- **Problem statement**:
Exclude the pictures, then repeat the remaining data exactly.

- **Information supplied**:
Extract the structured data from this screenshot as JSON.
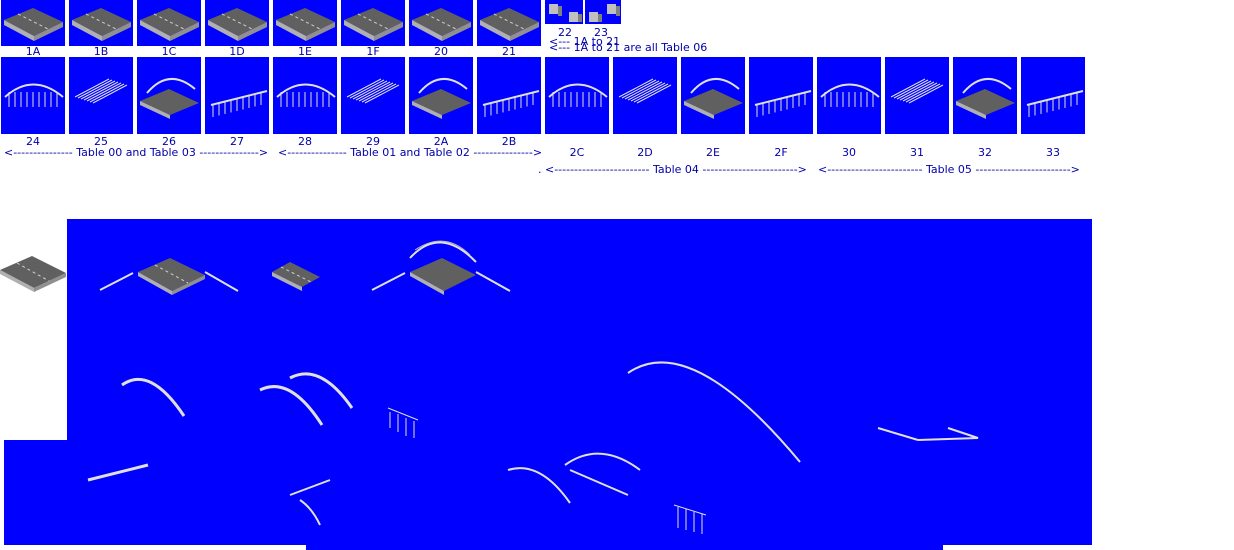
{
  "row1_labels": [
    "1A",
    "1B",
    "1C",
    "1D",
    "1E",
    "1F",
    "20",
    "21"
  ],
  "row1_small_labels": [
    "22",
    "23"
  ],
  "row1_note_back": "<--- 1A to 21",
  "row1_note": "<--- 1A to 21 are all Table 06",
  "row2_labels": [
    "24",
    "25",
    "26",
    "27",
    "28",
    "29",
    "2A",
    "2B",
    "2C",
    "2D",
    "2E",
    "2F",
    "30",
    "31",
    "32",
    "33"
  ],
  "table_labels": {
    "t0003": "<--------------- Table 00 and Table 03 --------------->",
    "t0102": "<--------------- Table 01 and Table 02 --------------->",
    "t04": ". <------------------------ Table 04 ------------------------>",
    "t05": "<------------------------ Table 05 ------------------------>"
  },
  "colors": {
    "tile_bg": "#0000ff",
    "label_text": "#0000aa",
    "road_gray": "#808080",
    "rail_light": "#e0e0e0"
  }
}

- **Response to the exercise**:
Extract the structured data from this screenshot as JSON.
{
  "row1_labels": [
    "1A",
    "1B",
    "1C",
    "1D",
    "1E",
    "1F",
    "20",
    "21"
  ],
  "row1_small_labels": [
    "22",
    "23"
  ],
  "row1_note_back": "<--- 1A to 21",
  "row1_note": "<--- 1A to 21 are all Table 06",
  "row2_labels": [
    "24",
    "25",
    "26",
    "27",
    "28",
    "29",
    "2A",
    "2B",
    "2C",
    "2D",
    "2E",
    "2F",
    "30",
    "31",
    "32",
    "33"
  ],
  "table_labels": {
    "t0003": "<--------------- Table 00 and Table 03 --------------->",
    "t0102": "<--------------- Table 01 and Table 02 --------------->",
    "t04": ". <------------------------ Table 04 ------------------------>",
    "t05": "<------------------------ Table 05 ------------------------>"
  },
  "colors": {
    "tile_bg": "#0000ff",
    "label_text": "#0000aa",
    "road_gray": "#808080",
    "rail_light": "#e0e0e0"
  }
}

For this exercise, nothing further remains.